[Text extract]
--- BEGIN ---
5. Probability and land-use#

The introduction of a threshhold value for beach-litter density by the EU and the reasons for the application of that threshhold mark a change in the importance and use of beach litter data. Prior to the establishment of a threshold the primary use of beach-litter data was to educate the public and in some instances define a link with mortality and mobidity of marine species. At present beach-litter survey results are also considered on the numerical distance from a stated goal. That goal is defined in pieces of trash for every 100 m. The goal is based on the principal of precaution, that means we are unsure of the long term consequences of exposure to plastics and it would be best to minimize exposure if possible.EU Threshold Value for Macro Litter on Coastlines

With the announcement of a threshhold value there was no subsequent recomendation for changing the methods of sampling. Consequently, this environmental assessment relies on the recorded observations of volunteers following a standard protocol. According to the journal Nature, programs that include the involvement of citizens in scientific research and/or knowledge production, can complement and ultimately improve the Sustainale Development Goals (SDG) reporting process. Beach litter applies specifically to SDG 14, the target of achieving substantial reductions in marine pollution.

5.1. Motivation#

The preceding sections demonstrate that there is a relationship between the enivironmental conditions (land-use) and the amount and types of objects found on the shoreline of Swiss rivers and lakes. However, a positive or negative correlation is only an indicator of the nature of a relationship. If we want to know to what degree we are more likely to find an object under one object or another under different conditions then further analysis must be conducted. As long as the test is used as an indicator it may help define more fruitfull avenues of inquiry.

5.1.1. Proposition#

If an object is positively correlated to a land-use attribute then we should expect to find more of that object when a survey is conducted at locations where that attribute is the most dominant. For example, given that cigarette end are positively correlated to buildings and urbanization we should expect to find more cigarette ends at locations that are primarily urban. Furthermore, we should expect to find less cigarette ends at locations where there are less buildings and more undefined land use, see section three correlation table.

Hide code cell source
# these are the land use values for each hex
# nutuzungsareal and freizeit areal are totaled
# the surface area of these two use cases gets added
# to the total of the land cover surface area
dfln = pd.read_csv("resources/hex-3000m-cleaned/lake-locations-nutuzungsareal.csv")
dflf = pd.read_csv("resources/hex-3000m-cleaned/lake-locations-freizeitareal.csv")

# rename the columns and total the surface are for each component
dflf.rename(columns={"OBJEKTART":"use"}, inplace=True)
dflf = dflf[~dflf.use.isin(['Reben', 'Obstanlage'])].copy()
--- END ---
[Work instructions]
(1) Rewrite the entries from the first line through the line containing "text: to-do list: at" as a JSON list of strings, one string per line, leaving out blank lines.
(2) Extend the text on beach litter and land use from its last line onward.
The text on beach litter and land use and the entries that follow it come from unrelated sources.

[Material]
--- BEGIN ---
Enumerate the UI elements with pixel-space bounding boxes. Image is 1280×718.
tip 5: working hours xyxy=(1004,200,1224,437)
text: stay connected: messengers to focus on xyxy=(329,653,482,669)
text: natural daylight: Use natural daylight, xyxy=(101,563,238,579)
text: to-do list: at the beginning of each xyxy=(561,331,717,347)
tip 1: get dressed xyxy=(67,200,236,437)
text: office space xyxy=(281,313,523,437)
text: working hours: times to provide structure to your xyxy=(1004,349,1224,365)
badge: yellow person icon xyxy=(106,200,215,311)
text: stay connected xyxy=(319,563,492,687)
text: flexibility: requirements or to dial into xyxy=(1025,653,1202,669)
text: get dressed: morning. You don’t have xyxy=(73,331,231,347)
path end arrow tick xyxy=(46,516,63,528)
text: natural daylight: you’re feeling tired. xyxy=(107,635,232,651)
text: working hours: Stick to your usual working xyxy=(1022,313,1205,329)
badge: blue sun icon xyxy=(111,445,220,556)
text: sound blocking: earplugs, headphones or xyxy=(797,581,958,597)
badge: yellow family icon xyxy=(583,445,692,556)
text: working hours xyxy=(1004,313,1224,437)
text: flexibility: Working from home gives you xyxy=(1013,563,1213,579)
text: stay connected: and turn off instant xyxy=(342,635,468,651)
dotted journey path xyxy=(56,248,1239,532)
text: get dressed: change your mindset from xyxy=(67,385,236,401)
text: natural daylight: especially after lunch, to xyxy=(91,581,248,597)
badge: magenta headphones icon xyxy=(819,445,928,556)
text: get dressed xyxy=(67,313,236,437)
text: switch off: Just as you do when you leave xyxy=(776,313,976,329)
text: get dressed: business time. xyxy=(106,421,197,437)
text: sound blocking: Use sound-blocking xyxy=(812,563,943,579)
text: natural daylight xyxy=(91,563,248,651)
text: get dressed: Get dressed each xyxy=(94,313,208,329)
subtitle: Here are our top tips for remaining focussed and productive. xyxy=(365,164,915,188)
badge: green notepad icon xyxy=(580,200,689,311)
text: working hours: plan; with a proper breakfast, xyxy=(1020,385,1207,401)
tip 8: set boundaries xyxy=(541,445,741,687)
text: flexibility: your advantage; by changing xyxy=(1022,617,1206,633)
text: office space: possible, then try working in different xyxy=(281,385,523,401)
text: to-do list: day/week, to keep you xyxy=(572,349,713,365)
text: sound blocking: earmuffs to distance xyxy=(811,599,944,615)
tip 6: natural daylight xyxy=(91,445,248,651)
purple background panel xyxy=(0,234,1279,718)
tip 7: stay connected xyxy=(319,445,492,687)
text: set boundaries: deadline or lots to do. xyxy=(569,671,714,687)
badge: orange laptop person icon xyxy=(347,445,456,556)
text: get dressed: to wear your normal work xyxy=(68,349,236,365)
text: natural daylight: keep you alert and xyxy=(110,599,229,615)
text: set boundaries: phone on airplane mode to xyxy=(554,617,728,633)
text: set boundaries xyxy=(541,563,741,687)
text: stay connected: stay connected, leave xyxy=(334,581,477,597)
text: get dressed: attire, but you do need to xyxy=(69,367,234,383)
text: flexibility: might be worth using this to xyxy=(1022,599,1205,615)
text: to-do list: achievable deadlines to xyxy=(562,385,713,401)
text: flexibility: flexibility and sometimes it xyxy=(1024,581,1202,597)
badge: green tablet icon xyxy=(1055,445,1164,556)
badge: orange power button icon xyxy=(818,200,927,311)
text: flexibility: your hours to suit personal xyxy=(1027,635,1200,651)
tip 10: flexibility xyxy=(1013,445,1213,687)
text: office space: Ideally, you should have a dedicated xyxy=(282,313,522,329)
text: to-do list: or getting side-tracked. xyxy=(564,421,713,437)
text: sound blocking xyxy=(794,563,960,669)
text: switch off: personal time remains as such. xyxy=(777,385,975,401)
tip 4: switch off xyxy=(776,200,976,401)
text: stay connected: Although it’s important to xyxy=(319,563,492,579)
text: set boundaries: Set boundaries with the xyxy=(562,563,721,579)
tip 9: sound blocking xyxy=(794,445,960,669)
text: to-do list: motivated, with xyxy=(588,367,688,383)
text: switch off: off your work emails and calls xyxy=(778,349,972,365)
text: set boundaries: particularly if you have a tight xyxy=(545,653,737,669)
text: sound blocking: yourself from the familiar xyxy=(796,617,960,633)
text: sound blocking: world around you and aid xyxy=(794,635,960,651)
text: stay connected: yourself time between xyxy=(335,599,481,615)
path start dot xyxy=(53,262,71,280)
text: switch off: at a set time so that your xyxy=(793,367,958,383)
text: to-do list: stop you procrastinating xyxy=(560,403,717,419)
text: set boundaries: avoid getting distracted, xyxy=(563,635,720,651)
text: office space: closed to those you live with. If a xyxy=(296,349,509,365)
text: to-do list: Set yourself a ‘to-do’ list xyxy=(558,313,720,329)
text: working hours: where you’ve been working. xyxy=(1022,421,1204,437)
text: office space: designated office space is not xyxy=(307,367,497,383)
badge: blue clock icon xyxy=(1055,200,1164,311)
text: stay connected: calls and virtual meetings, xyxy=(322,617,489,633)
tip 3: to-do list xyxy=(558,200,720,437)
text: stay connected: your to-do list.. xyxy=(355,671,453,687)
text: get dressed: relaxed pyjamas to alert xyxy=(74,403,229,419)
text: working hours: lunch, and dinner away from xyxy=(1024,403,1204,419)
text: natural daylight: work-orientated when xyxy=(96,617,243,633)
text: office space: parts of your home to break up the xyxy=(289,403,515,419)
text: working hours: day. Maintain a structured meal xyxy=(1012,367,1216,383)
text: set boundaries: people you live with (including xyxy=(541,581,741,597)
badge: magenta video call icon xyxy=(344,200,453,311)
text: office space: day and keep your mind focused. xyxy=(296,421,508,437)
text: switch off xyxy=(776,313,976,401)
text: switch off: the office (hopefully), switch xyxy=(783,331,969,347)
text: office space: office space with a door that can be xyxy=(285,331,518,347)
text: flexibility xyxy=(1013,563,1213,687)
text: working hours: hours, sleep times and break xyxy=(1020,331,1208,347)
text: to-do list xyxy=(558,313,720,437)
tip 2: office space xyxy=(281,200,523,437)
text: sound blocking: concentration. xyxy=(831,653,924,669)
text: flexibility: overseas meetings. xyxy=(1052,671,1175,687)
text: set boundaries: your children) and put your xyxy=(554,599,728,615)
--- END ---
[Responses for each task]
(1)
[
  "Enumerate the UI elements with pixel-space bounding boxes. Image is 1280×718.",
  "tip 5: working hours xyxy=(1004,200,1224,437)",
  "text: stay connected: messengers to focus on xyxy=(329,653,482,669)",
  "text: natural daylight: Use natural daylight, xyxy=(101,563,238,579)",
  "text: to-do list: at the beginning of each xyxy=(561,331,717,347)"
]

(2)
dflf_t = dflf.groupby(["location", "river_bass", "city", "feature"], as_index=False).surface.sum()
dflf_t["use"] = "recreation"

dfln.rename(columns={"OBJEKTART":"use"}, inplace=True)
dfln = dfln[~dfln.use.isin(['Reben', 'Obstanlage'])].copy()
dfln_t = dfln.groupby(["location", "river_bass", "city", "feature"], as_index=False).surface.sum()
dfln_t["use"] = "infrastructure"

# combine the data frames
rec_inf = pd.concat([dfln_t, dflf_t])
rec_inf = rec_inf[rec_inf.location.isin(collection_points)]

# this is the land cover, the total surface area of the hex is accounted for here
# this includes the surface area of the lake within the hex
# there are portions of the map layer that have no land-use attribute
# to account for this, the total surface area of all labeled sections is 
# substracted from the area of a hex 5845672 m². This attribute is labled 
# undefined
dflc = pd.read_csv("resources/hex-3000m-cleaned/lake-locations-landcover.csv")

# sum the unique land cover values for each location
area_of_a_hex = 5845672
xgr = dflc.groupby(["location", "city", "river_bass","lat", "lon", "feature", "OBJVAL"], as_index=False, dropna=False).surface.sum()

# the sum of all the land cover values for a location
xgrt = xgr.groupby(["location", "city", "river_bass","lat", "lon", "feature"], as_index=False).surface.sum()

# the amount of surface area that is not accounted for 
xgrt["undefined"] = area_of_a_hex - xgrt.surface

# format data frame to join to the other land cover totals
xgrt["OBJVAL"] = "undefined"
xgrt["surface"] = xgrt["undefined"]
xgrt.drop("undefined", inplace=True, axis=1)

# add to other totals
dflcx = pd.concat([xgr, xgrt])

# remove the value of See from the surface area of a hex.
# We are considering the magnitude of land use type in relation
# to the amount of land that is available to be used, not including 
# amount of land that is covered by the lake itself
xsee = xgr[xgr.OBJVAL == "See"][["location", "surface"]]
xsee["hex minus"] = area_of_a_hex - xsee.surface
hex_minus = xsee[["location", "hex minus"]].set_index("location", drop=True)

# map the adjusted surface area to to the land use
# totals and scale the surface column to the adjusted surface area
dflcx["hex minus"] = dflcx.location.apply(lambda x: hex_minus.loc[x, "hex minus"])
# change column name
dflcx.rename(columns={"OBJVAL":"use"}, inplace=True)

# add the land use attributes to the land-cover data
rec_inf["hex minus"] = rec_inf.location.apply(lambda x: hex_minus.loc[x, "hex minus"])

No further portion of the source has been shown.